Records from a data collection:
________

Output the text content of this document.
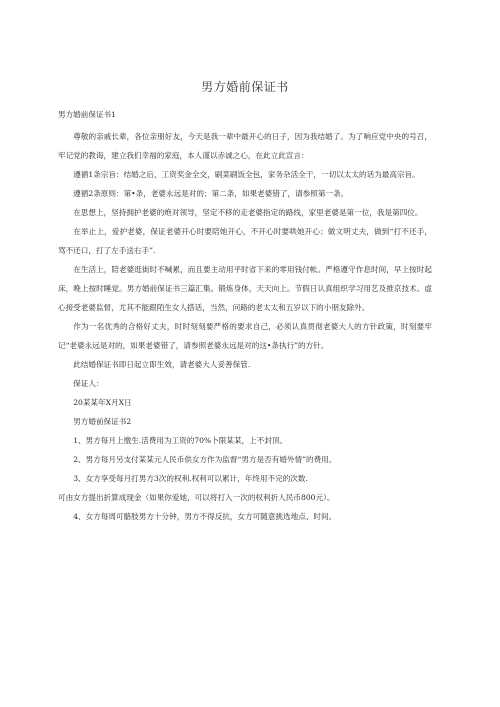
男方婚前保证书
男方婚前保证书1

尊敬的亲戚长辈，各位亲朋好友，今天是我一辈中最开心的日子，因为我结婚了。为了响应党中央的号召，牢记党的教诲，建立我们幸福的家庭，本人谨以赤诚之心，在此立此宣言：

遵循1条宗旨：结婚之后，工资奖金全交，刷菜刷饭全包，家务杂活全干，一切以太太的话为最高宗旨。

遵循2条原则：第•条，老婆永远是对的；第二条，如果老婆错了，请参照第一条。

在思想上，坚持拥护老婆的绝对领导，坚定不移的走老婆指定的路线，家里老婆是第一位，我是第四位。

在举止上，爱护老婆，保证老婆开心时要陪她开心，不开心时要哄她开心；做文明丈夫，做到“打不还手，骂不还口，打了左手送右手”.

在生活上，陪老婆逛街时不喊累，而且要主动用平时省下来的零用钱付帐。严格遵守作息时间，早上按时起床，晚上按时睡觉。男方婚前保证书三篇汇集。锻炼身体，天天向上。节假日认真组织学习用艺及推京技术。虚心接受老婆监督，尤其不能跟陌生女人搭话，当然，问路的老太太和五岁以下的小朋友除外。

作为一名优秀的合格好丈夫，时时刻刻要严格的要求自己，必须认真贯彻老婆大人的方针政策，时刻要牢记“老婆永远是对的，如果老婆错了，请参照老婆永远是对的这•条执行”的方针。

此结婚保证书即日起立即生效，请老婆大人妥善保管.

保证人：

20某某年X月X日

男方婚前保证书2

1、男方每月上缴生.活费用为工资的70%卜限某某，上不封顶。

2、男方每月另支付某某元人民币供女方作为监督“男方是否有婚外情”的费用。

3、女方享受每月打男方3次的权利.权利可以累计，年终用不完的次数.

可由女方提出折算成现金（如果你爱她，可以将打入一次的权利折人民币800元）。

4、女方每周可骼肢男方十分钟，男方不得反抗，女方可随意挑选地点、时间。
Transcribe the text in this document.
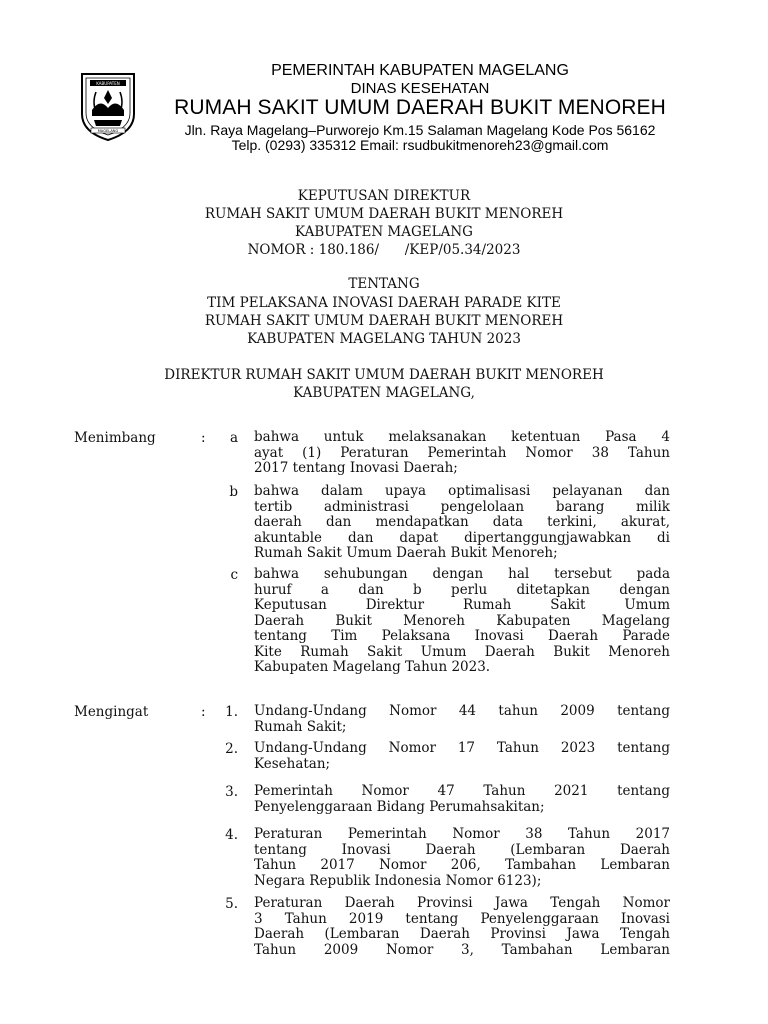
KABUPATEN
MAGELANG
PEMERINTAH KABUPATEN MAGELANG
DINAS KESEHATAN
RUMAH SAKIT UMUM DAERAH BUKIT MENOREH
Jln. Raya Magelang–Purworejo Km.15 Salaman Magelang Kode Pos 56162
Telp. (0293) 335312 Email: rsudbukitmenoreh23@gmail.com
KEPUTUSAN DIREKTUR
RUMAH SAKIT UMUM DAERAH BUKIT MENOREH
KABUPATEN MAGELANG
NOMOR : 180.186/      /KEP/05.34/2023
TENTANG
TIM PELAKSANA INOVASI DAERAH PARADE KITE
RUMAH SAKIT UMUM DAERAH BUKIT MENOREH
KABUPATEN MAGELANG TAHUN 2023
DIREKTUR RUMAH SAKIT UMUM DAERAH BUKIT MENOREH
KABUPATEN MAGELANG,
Menimbang	:	a bahwa untuk melaksanakan ketentuan Pasa 4
ayat (1) Peraturan Pemerintah Nomor 38 Tahun
2017 tentang Inovasi Daerah;
b bahwa dalam upaya optimalisasi pelayanan dan
tertib administrasi pengelolaan barang milik
daerah dan mendapatkan data terkini, akurat,
akuntable dan dapat dipertanggungjawabkan di
Rumah Sakit Umum Daerah Bukit Menoreh;
c bahwa sehubungan dengan hal tersebut pada
huruf a dan b perlu ditetapkan dengan
Keputusan Direktur Rumah Sakit Umum
Daerah Bukit Menoreh Kabupaten Magelang
tentang Tim Pelaksana Inovasi Daerah Parade
Kite Rumah Sakit Umum Daerah Bukit Menoreh
Kabupaten Magelang Tahun 2023.
Mengingat	:	1. Undang-Undang Nomor 44 tahun 2009 tentang
Rumah Sakit;
2. Undang-Undang Nomor 17 Tahun 2023 tentang
Kesehatan;
3. Pemerintah Nomor 47 Tahun 2021 tentang
Penyelenggaraan Bidang Perumahsakitan;
4. Peraturan Pemerintah Nomor 38 Tahun 2017
tentang Inovasi Daerah (Lembaran Daerah
Tahun 2017 Nomor 206, Tambahan Lembaran
Negara Republik Indonesia Nomor 6123);
5. Peraturan Daerah Provinsi Jawa Tengah Nomor
3 Tahun 2019 tentang Penyelenggaraan Inovasi
Daerah (Lembaran Daerah Provinsi Jawa Tengah
Tahun 2009 Nomor 3, Tambahan Lembaran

________

REQUIRED TASK: All records should be output exactly, with the pictures left out.

TASK SOLUTION:
Output the text content of this document.
男方婚前保证书
男方婚前保证书1

尊敬的亲戚长辈，各位亲朋好友，今天是我一辈中最开心的日子，因为我结婚了。为了响应党中央的号召，牢记党的教诲，建立我们幸福的家庭，本人谨以赤诚之心，在此立此宣言：

遵循1条宗旨：结婚之后，工资奖金全交，刷菜刷饭全包，家务杂活全干，一切以太太的话为最高宗旨。

遵循2条原则：第•条，老婆永远是对的；第二条，如果老婆错了，请参照第一条。

在思想上，坚持拥护老婆的绝对领导，坚定不移的走老婆指定的路线，家里老婆是第一位，我是第四位。

在举止上，爱护老婆，保证老婆开心时要陪她开心，不开心时要哄她开心；做文明丈夫，做到“打不还手，骂不还口，打了左手送右手”.

在生活上，陪老婆逛街时不喊累，而且要主动用平时省下来的零用钱付帐。严格遵守作息时间，早上按时起床，晚上按时睡觉。男方婚前保证书三篇汇集。锻炼身体，天天向上。节假日认真组织学习用艺及推京技术。虚心接受老婆监督，尤其不能跟陌生女人搭话，当然，问路的老太太和五岁以下的小朋友除外。

作为一名优秀的合格好丈夫，时时刻刻要严格的要求自己，必须认真贯彻老婆大人的方针政策，时刻要牢记“老婆永远是对的，如果老婆错了，请参照老婆永远是对的这•条执行”的方针。

此结婚保证书即日起立即生效，请老婆大人妥善保管.

保证人：

20某某年X月X日

男方婚前保证书2

1、男方每月上缴生.活费用为工资的70%卜限某某，上不封顶。

2、男方每月另支付某某元人民币供女方作为监督“男方是否有婚外情”的费用。

3、女方享受每月打男方3次的权利.权利可以累计，年终用不完的次数.

可由女方提出折算成现金（如果你爱她，可以将打入一次的权利折人民币800元）。

4、女方每周可骼肢男方十分钟，男方不得反抗，女方可随意挑选地点、时间。
Transcribe the text in this document.
KABUPATEN
MAGELANG
PEMERINTAH KABUPATEN MAGELANG
DINAS KESEHATAN
RUMAH SAKIT UMUM DAERAH BUKIT MENOREH
Jln. Raya Magelang–Purworejo Km.15 Salaman Magelang Kode Pos 56162
Telp. (0293) 335312 Email: rsudbukitmenoreh23@gmail.com
KEPUTUSAN DIREKTUR
RUMAH SAKIT UMUM DAERAH BUKIT MENOREH
KABUPATEN MAGELANG
NOMOR : 180.186/      /KEP/05.34/2023
TENTANG
TIM PELAKSANA INOVASI DAERAH PARADE KITE
RUMAH SAKIT UMUM DAERAH BUKIT MENOREH
KABUPATEN MAGELANG TAHUN 2023
DIREKTUR RUMAH SAKIT UMUM DAERAH BUKIT MENOREH
KABUPATEN MAGELANG,
Menimbang	:	a bahwa untuk melaksanakan ketentuan Pasa 4
ayat (1) Peraturan Pemerintah Nomor 38 Tahun
2017 tentang Inovasi Daerah;
b bahwa dalam upaya optimalisasi pelayanan dan
tertib administrasi pengelolaan barang milik
daerah dan mendapatkan data terkini, akurat,
akuntable dan dapat dipertanggungjawabkan di
Rumah Sakit Umum Daerah Bukit Menoreh;
c bahwa sehubungan dengan hal tersebut pada
huruf a dan b perlu ditetapkan dengan
Keputusan Direktur Rumah Sakit Umum
Daerah Bukit Menoreh Kabupaten Magelang
tentang Tim Pelaksana Inovasi Daerah Parade
Kite Rumah Sakit Umum Daerah Bukit Menoreh
Kabupaten Magelang Tahun 2023.
Mengingat	:	1. Undang-Undang Nomor 44 tahun 2009 tentang
Rumah Sakit;
2. Undang-Undang Nomor 17 Tahun 2023 tentang
Kesehatan;
3. Pemerintah Nomor 47 Tahun 2021 tentang
Penyelenggaraan Bidang Perumahsakitan;
4. Peraturan Pemerintah Nomor 38 Tahun 2017
tentang Inovasi Daerah (Lembaran Daerah
Tahun 2017 Nomor 206, Tambahan Lembaran
Negara Republik Indonesia Nomor 6123);
5. Peraturan Daerah Provinsi Jawa Tengah Nomor
3 Tahun 2019 tentang Penyelenggaraan Inovasi
Daerah (Lembaran Daerah Provinsi Jawa Tengah
Tahun 2009 Nomor 3, Tambahan Lembaran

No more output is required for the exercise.